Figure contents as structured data
BEGIN

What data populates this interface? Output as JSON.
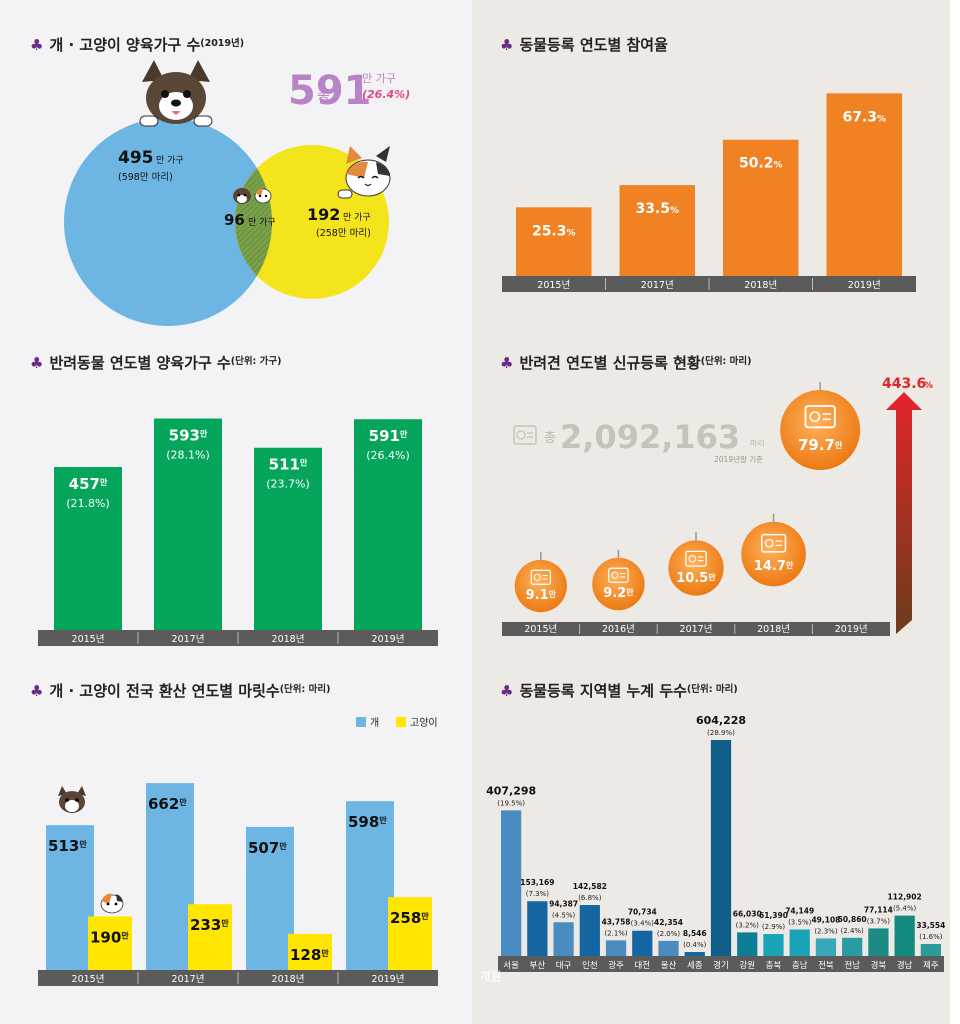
{
  "venn": {
    "title": "개 · 고양이 양육가구 수",
    "title_sub": "(2019년)",
    "total_prefix": "총",
    "total_value": "591",
    "total_unit": "만 가구",
    "total_pct": "(26.4%)",
    "dog_value": "495",
    "dog_unit": "만 가구",
    "dog_sub": "(598만 마리)",
    "both_value": "96",
    "both_unit": "만 가구",
    "cat_value": "192",
    "cat_unit": "만 가구",
    "cat_sub": "(258만 마리)",
    "colors": {
      "dog": "#6db6e3",
      "cat": "#f4e41c",
      "overlap": "#7aa04a",
      "total": "#b784c5"
    }
  },
  "participation": {
    "title": "동물등록 연도별 참여율",
    "chart_data": {
      "type": "bar",
      "categories": [
        "2015년",
        "2017년",
        "2018년",
        "2019년"
      ],
      "values": [
        25.3,
        33.5,
        50.2,
        67.3
      ],
      "labels": [
        "25.3",
        "33.5",
        "50.2",
        "67.3"
      ],
      "unit": "%",
      "color": "#f08224"
    }
  },
  "households": {
    "title": "반려동물 연도별 양육가구 수",
    "title_sub": "(단위: 가구)",
    "chart_data": {
      "type": "bar",
      "categories": [
        "2015년",
        "2017년",
        "2018년",
        "2019년"
      ],
      "values": [
        457,
        593,
        511,
        591
      ],
      "labels": [
        "457",
        "593",
        "511",
        "591"
      ],
      "unit": "만",
      "percents": [
        "(21.8%)",
        "(28.1%)",
        "(23.7%)",
        "(26.4%)"
      ],
      "color": "#05a65c"
    }
  },
  "newreg": {
    "title": "반려견 연도별 신규등록 현황",
    "title_sub": "(단위: 마리)",
    "total_prefix": "총",
    "total_value": "2,092,163",
    "total_unit": "마리",
    "total_note": "2019년말 기준",
    "growth": "443.6",
    "growth_unit": "%",
    "chart_data": {
      "type": "bubble",
      "categories": [
        "2015년",
        "2016년",
        "2017년",
        "2018년",
        "2019년"
      ],
      "values": [
        9.1,
        9.2,
        10.5,
        14.7,
        79.7
      ],
      "labels": [
        "9.1",
        "9.2",
        "10.5",
        "14.7",
        "79.7"
      ],
      "unit": "만",
      "color": "#f08224"
    }
  },
  "pets": {
    "title": "개 · 고양이 전국 환산 연도별 마릿수",
    "title_sub": "(단위: 마리)",
    "legend_dog": "개",
    "legend_cat": "고양이",
    "chart_data": {
      "type": "bar",
      "categories": [
        "2015년",
        "2017년",
        "2018년",
        "2019년"
      ],
      "series": [
        {
          "name": "개",
          "values": [
            513,
            662,
            507,
            598
          ],
          "labels": [
            "513",
            "662",
            "507",
            "598"
          ],
          "color": "#6db6e3"
        },
        {
          "name": "고양이",
          "values": [
            190,
            233,
            128,
            258
          ],
          "labels": [
            "190",
            "233",
            "128",
            "258"
          ],
          "color": "#ffe500"
        }
      ],
      "unit": "만"
    }
  },
  "regions": {
    "title": "동물등록 지역별 누계 두수",
    "title_sub": "(단위: 마리)",
    "chart_data": {
      "type": "bar",
      "categories": [
        "서울",
        "부산",
        "대구",
        "인천",
        "광주",
        "대전",
        "울산",
        "세종",
        "경기",
        "강원",
        "충북",
        "충남",
        "전북",
        "전남",
        "경북",
        "경남",
        "제주"
      ],
      "values": [
        407298,
        153169,
        94387,
        142582,
        43758,
        70734,
        42354,
        8546,
        604228,
        66030,
        61390,
        74149,
        49108,
        50860,
        77114,
        112902,
        33554
      ],
      "labels": [
        "407,298",
        "153,169",
        "94,387",
        "142,582",
        "43,758",
        "70,734",
        "42,354",
        "8,546",
        "604,228",
        "66,030",
        "61,390",
        "74,149",
        "49,108",
        "50,860",
        "77,114",
        "112,902",
        "33,554"
      ],
      "percents": [
        "(19.5%)",
        "(7.3%)",
        "(4.5%)",
        "(6.8%)",
        "(2.1%)",
        "(3.4%)",
        "(2.0%)",
        "(0.4%)",
        "(28.9%)",
        "(3.2%)",
        "(2.9%)",
        "(3.5%)",
        "(2.3%)",
        "(2.4%)",
        "(3.7%)",
        "(5.4%)",
        "(1.6%)"
      ],
      "colors": [
        "#4a8cc0",
        "#1565a1",
        "#4a8cc0",
        "#1565a1",
        "#4a8cc0",
        "#1565a1",
        "#4a8cc0",
        "#1565a1",
        "#0f5f88",
        "#0e7e96",
        "#1aa3b7",
        "#1aa3b7",
        "#38a7b7",
        "#2a9ba5",
        "#1b8b84",
        "#128a7d",
        "#2a9b9a"
      ]
    }
  },
  "watermark": "개원"
}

END

> **Task prompt**
Your task is to repeat the material above exactly, without its pictures.

> **Written solution**
What data populates this interface? Output as JSON.
{
  "venn": {
    "title": "개 · 고양이 양육가구 수",
    "title_sub": "(2019년)",
    "total_prefix": "총",
    "total_value": "591",
    "total_unit": "만 가구",
    "total_pct": "(26.4%)",
    "dog_value": "495",
    "dog_unit": "만 가구",
    "dog_sub": "(598만 마리)",
    "both_value": "96",
    "both_unit": "만 가구",
    "cat_value": "192",
    "cat_unit": "만 가구",
    "cat_sub": "(258만 마리)",
    "colors": {
      "dog": "#6db6e3",
      "cat": "#f4e41c",
      "overlap": "#7aa04a",
      "total": "#b784c5"
    }
  },
  "participation": {
    "title": "동물등록 연도별 참여율",
    "chart_data": {
      "type": "bar",
      "categories": [
        "2015년",
        "2017년",
        "2018년",
        "2019년"
      ],
      "values": [
        25.3,
        33.5,
        50.2,
        67.3
      ],
      "labels": [
        "25.3",
        "33.5",
        "50.2",
        "67.3"
      ],
      "unit": "%",
      "color": "#f08224"
    }
  },
  "households": {
    "title": "반려동물 연도별 양육가구 수",
    "title_sub": "(단위: 가구)",
    "chart_data": {
      "type": "bar",
      "categories": [
        "2015년",
        "2017년",
        "2018년",
        "2019년"
      ],
      "values": [
        457,
        593,
        511,
        591
      ],
      "labels": [
        "457",
        "593",
        "511",
        "591"
      ],
      "unit": "만",
      "percents": [
        "(21.8%)",
        "(28.1%)",
        "(23.7%)",
        "(26.4%)"
      ],
      "color": "#05a65c"
    }
  },
  "newreg": {
    "title": "반려견 연도별 신규등록 현황",
    "title_sub": "(단위: 마리)",
    "total_prefix": "총",
    "total_value": "2,092,163",
    "total_unit": "마리",
    "total_note": "2019년말 기준",
    "growth": "443.6",
    "growth_unit": "%",
    "chart_data": {
      "type": "bubble",
      "categories": [
        "2015년",
        "2016년",
        "2017년",
        "2018년",
        "2019년"
      ],
      "values": [
        9.1,
        9.2,
        10.5,
        14.7,
        79.7
      ],
      "labels": [
        "9.1",
        "9.2",
        "10.5",
        "14.7",
        "79.7"
      ],
      "unit": "만",
      "color": "#f08224"
    }
  },
  "pets": {
    "title": "개 · 고양이 전국 환산 연도별 마릿수",
    "title_sub": "(단위: 마리)",
    "legend_dog": "개",
    "legend_cat": "고양이",
    "chart_data": {
      "type": "bar",
      "categories": [
        "2015년",
        "2017년",
        "2018년",
        "2019년"
      ],
      "series": [
        {
          "name": "개",
          "values": [
            513,
            662,
            507,
            598
          ],
          "labels": [
            "513",
            "662",
            "507",
            "598"
          ],
          "color": "#6db6e3"
        },
        {
          "name": "고양이",
          "values": [
            190,
            233,
            128,
            258
          ],
          "labels": [
            "190",
            "233",
            "128",
            "258"
          ],
          "color": "#ffe500"
        }
      ],
      "unit": "만"
    }
  },
  "regions": {
    "title": "동물등록 지역별 누계 두수",
    "title_sub": "(단위: 마리)",
    "chart_data": {
      "type": "bar",
      "categories": [
        "서울",
        "부산",
        "대구",
        "인천",
        "광주",
        "대전",
        "울산",
        "세종",
        "경기",
        "강원",
        "충북",
        "충남",
        "전북",
        "전남",
        "경북",
        "경남",
        "제주"
      ],
      "values": [
        407298,
        153169,
        94387,
        142582,
        43758,
        70734,
        42354,
        8546,
        604228,
        66030,
        61390,
        74149,
        49108,
        50860,
        77114,
        112902,
        33554
      ],
      "labels": [
        "407,298",
        "153,169",
        "94,387",
        "142,582",
        "43,758",
        "70,734",
        "42,354",
        "8,546",
        "604,228",
        "66,030",
        "61,390",
        "74,149",
        "49,108",
        "50,860",
        "77,114",
        "112,902",
        "33,554"
      ],
      "percents": [
        "(19.5%)",
        "(7.3%)",
        "(4.5%)",
        "(6.8%)",
        "(2.1%)",
        "(3.4%)",
        "(2.0%)",
        "(0.4%)",
        "(28.9%)",
        "(3.2%)",
        "(2.9%)",
        "(3.5%)",
        "(2.3%)",
        "(2.4%)",
        "(3.7%)",
        "(5.4%)",
        "(1.6%)"
      ],
      "colors": [
        "#4a8cc0",
        "#1565a1",
        "#4a8cc0",
        "#1565a1",
        "#4a8cc0",
        "#1565a1",
        "#4a8cc0",
        "#1565a1",
        "#0f5f88",
        "#0e7e96",
        "#1aa3b7",
        "#1aa3b7",
        "#38a7b7",
        "#2a9ba5",
        "#1b8b84",
        "#128a7d",
        "#2a9b9a"
      ]
    }
  },
  "watermark": "개원"
}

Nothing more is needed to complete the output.